** Start Data supplied **

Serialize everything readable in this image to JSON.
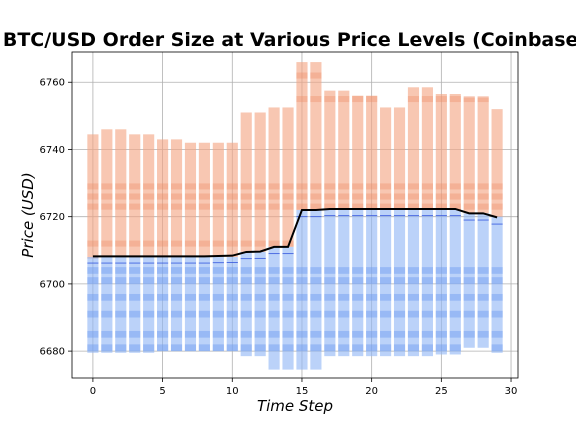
{
  "chart_data": {
    "type": "bar",
    "title": "BTC/USD Order Size at Various Price Levels (Coinbase)",
    "xlabel": "Time Step",
    "ylabel": "Price (USD)",
    "xlim": [
      -1.5,
      30.5
    ],
    "ylim": [
      6672,
      6769
    ],
    "xticks": [
      0,
      5,
      10,
      15,
      20,
      25,
      30
    ],
    "yticks": [
      6680,
      6700,
      6720,
      6740,
      6760
    ],
    "grid": true,
    "colors": {
      "ask": "#f4a582",
      "ask_dark": "#ef8a62",
      "bid": "#92b6f5",
      "bid_dark": "#6f9bf0",
      "midprice": "#000000",
      "level_line": "#3355dd"
    },
    "time_steps": [
      0,
      1,
      2,
      3,
      4,
      5,
      6,
      7,
      8,
      9,
      10,
      11,
      12,
      13,
      14,
      15,
      16,
      17,
      18,
      19,
      20,
      21,
      22,
      23,
      24,
      25,
      26,
      27,
      28,
      29
    ],
    "ask_range": [
      [
        6707.5,
        6744.5
      ],
      [
        6708,
        6746
      ],
      [
        6708,
        6746
      ],
      [
        6708,
        6744.5
      ],
      [
        6708,
        6744.5
      ],
      [
        6708,
        6743
      ],
      [
        6708,
        6743
      ],
      [
        6708,
        6742
      ],
      [
        6708,
        6742
      ],
      [
        6708,
        6742
      ],
      [
        6708,
        6742
      ],
      [
        6709.5,
        6751
      ],
      [
        6709.5,
        6751
      ],
      [
        6711,
        6752.5
      ],
      [
        6711,
        6752.5
      ],
      [
        6722,
        6766
      ],
      [
        6722,
        6766
      ],
      [
        6722,
        6757.5
      ],
      [
        6722,
        6757.5
      ],
      [
        6722,
        6756
      ],
      [
        6722,
        6756
      ],
      [
        6722,
        6752.5
      ],
      [
        6722,
        6752.5
      ],
      [
        6722,
        6758.5
      ],
      [
        6722,
        6758.5
      ],
      [
        6722,
        6756.5
      ],
      [
        6722,
        6756.5
      ],
      [
        6721,
        6755.5
      ],
      [
        6721,
        6755.5
      ],
      [
        6720,
        6752
      ]
    ],
    "bid_range": [
      [
        6679.5,
        6708
      ],
      [
        6679.5,
        6708
      ],
      [
        6679.5,
        6708
      ],
      [
        6679.5,
        6708
      ],
      [
        6679.5,
        6708
      ],
      [
        6680,
        6708
      ],
      [
        6680,
        6708
      ],
      [
        6680,
        6708
      ],
      [
        6680,
        6708
      ],
      [
        6680,
        6708
      ],
      [
        6680,
        6708
      ],
      [
        6678.5,
        6709.5
      ],
      [
        6678.5,
        6709.5
      ],
      [
        6674.5,
        6711
      ],
      [
        6674.5,
        6711
      ],
      [
        6674.5,
        6722
      ],
      [
        6674.5,
        6722
      ],
      [
        6678.5,
        6722
      ],
      [
        6678.5,
        6722
      ],
      [
        6678.5,
        6722
      ],
      [
        6678.5,
        6722
      ],
      [
        6678.5,
        6722
      ],
      [
        6678.5,
        6722
      ],
      [
        6678.5,
        6722
      ],
      [
        6678.5,
        6722
      ],
      [
        6679,
        6722
      ],
      [
        6679,
        6722
      ],
      [
        6681,
        6721
      ],
      [
        6681,
        6721
      ],
      [
        6679.5,
        6720
      ]
    ],
    "ask_large_levels": [
      6712,
      6723,
      6726,
      6729,
      6755,
      6762
    ],
    "bid_large_levels": [
      6681,
      6685,
      6691,
      6696,
      6701,
      6704
    ],
    "midprice": [
      6708.2,
      6708.2,
      6708.2,
      6708.2,
      6708.2,
      6708.2,
      6708.2,
      6708.2,
      6708.2,
      6708.3,
      6708.4,
      6709.5,
      6709.6,
      6711,
      6711,
      6722,
      6722,
      6722.3,
      6722.3,
      6722.3,
      6722.3,
      6722.3,
      6722.3,
      6722.3,
      6722.3,
      6722.3,
      6722.3,
      6721,
      6721,
      6719.8
    ]
  }
}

** End Data supplied **

Images in the data above are to be skipped. Retype all other material exactly.

**Answer below:**
Serialize everything readable in this image to JSON.
{
  "chart_data": {
    "type": "bar",
    "title": "BTC/USD Order Size at Various Price Levels (Coinbase)",
    "xlabel": "Time Step",
    "ylabel": "Price (USD)",
    "xlim": [
      -1.5,
      30.5
    ],
    "ylim": [
      6672,
      6769
    ],
    "xticks": [
      0,
      5,
      10,
      15,
      20,
      25,
      30
    ],
    "yticks": [
      6680,
      6700,
      6720,
      6740,
      6760
    ],
    "grid": true,
    "colors": {
      "ask": "#f4a582",
      "ask_dark": "#ef8a62",
      "bid": "#92b6f5",
      "bid_dark": "#6f9bf0",
      "midprice": "#000000",
      "level_line": "#3355dd"
    },
    "time_steps": [
      0,
      1,
      2,
      3,
      4,
      5,
      6,
      7,
      8,
      9,
      10,
      11,
      12,
      13,
      14,
      15,
      16,
      17,
      18,
      19,
      20,
      21,
      22,
      23,
      24,
      25,
      26,
      27,
      28,
      29
    ],
    "ask_range": [
      [
        6707.5,
        6744.5
      ],
      [
        6708,
        6746
      ],
      [
        6708,
        6746
      ],
      [
        6708,
        6744.5
      ],
      [
        6708,
        6744.5
      ],
      [
        6708,
        6743
      ],
      [
        6708,
        6743
      ],
      [
        6708,
        6742
      ],
      [
        6708,
        6742
      ],
      [
        6708,
        6742
      ],
      [
        6708,
        6742
      ],
      [
        6709.5,
        6751
      ],
      [
        6709.5,
        6751
      ],
      [
        6711,
        6752.5
      ],
      [
        6711,
        6752.5
      ],
      [
        6722,
        6766
      ],
      [
        6722,
        6766
      ],
      [
        6722,
        6757.5
      ],
      [
        6722,
        6757.5
      ],
      [
        6722,
        6756
      ],
      [
        6722,
        6756
      ],
      [
        6722,
        6752.5
      ],
      [
        6722,
        6752.5
      ],
      [
        6722,
        6758.5
      ],
      [
        6722,
        6758.5
      ],
      [
        6722,
        6756.5
      ],
      [
        6722,
        6756.5
      ],
      [
        6721,
        6755.5
      ],
      [
        6721,
        6755.5
      ],
      [
        6720,
        6752
      ]
    ],
    "bid_range": [
      [
        6679.5,
        6708
      ],
      [
        6679.5,
        6708
      ],
      [
        6679.5,
        6708
      ],
      [
        6679.5,
        6708
      ],
      [
        6679.5,
        6708
      ],
      [
        6680,
        6708
      ],
      [
        6680,
        6708
      ],
      [
        6680,
        6708
      ],
      [
        6680,
        6708
      ],
      [
        6680,
        6708
      ],
      [
        6680,
        6708
      ],
      [
        6678.5,
        6709.5
      ],
      [
        6678.5,
        6709.5
      ],
      [
        6674.5,
        6711
      ],
      [
        6674.5,
        6711
      ],
      [
        6674.5,
        6722
      ],
      [
        6674.5,
        6722
      ],
      [
        6678.5,
        6722
      ],
      [
        6678.5,
        6722
      ],
      [
        6678.5,
        6722
      ],
      [
        6678.5,
        6722
      ],
      [
        6678.5,
        6722
      ],
      [
        6678.5,
        6722
      ],
      [
        6678.5,
        6722
      ],
      [
        6678.5,
        6722
      ],
      [
        6679,
        6722
      ],
      [
        6679,
        6722
      ],
      [
        6681,
        6721
      ],
      [
        6681,
        6721
      ],
      [
        6679.5,
        6720
      ]
    ],
    "ask_large_levels": [
      6712,
      6723,
      6726,
      6729,
      6755,
      6762
    ],
    "bid_large_levels": [
      6681,
      6685,
      6691,
      6696,
      6701,
      6704
    ],
    "midprice": [
      6708.2,
      6708.2,
      6708.2,
      6708.2,
      6708.2,
      6708.2,
      6708.2,
      6708.2,
      6708.2,
      6708.3,
      6708.4,
      6709.5,
      6709.6,
      6711,
      6711,
      6722,
      6722,
      6722.3,
      6722.3,
      6722.3,
      6722.3,
      6722.3,
      6722.3,
      6722.3,
      6722.3,
      6722.3,
      6722.3,
      6721,
      6721,
      6719.8
    ]
  }
}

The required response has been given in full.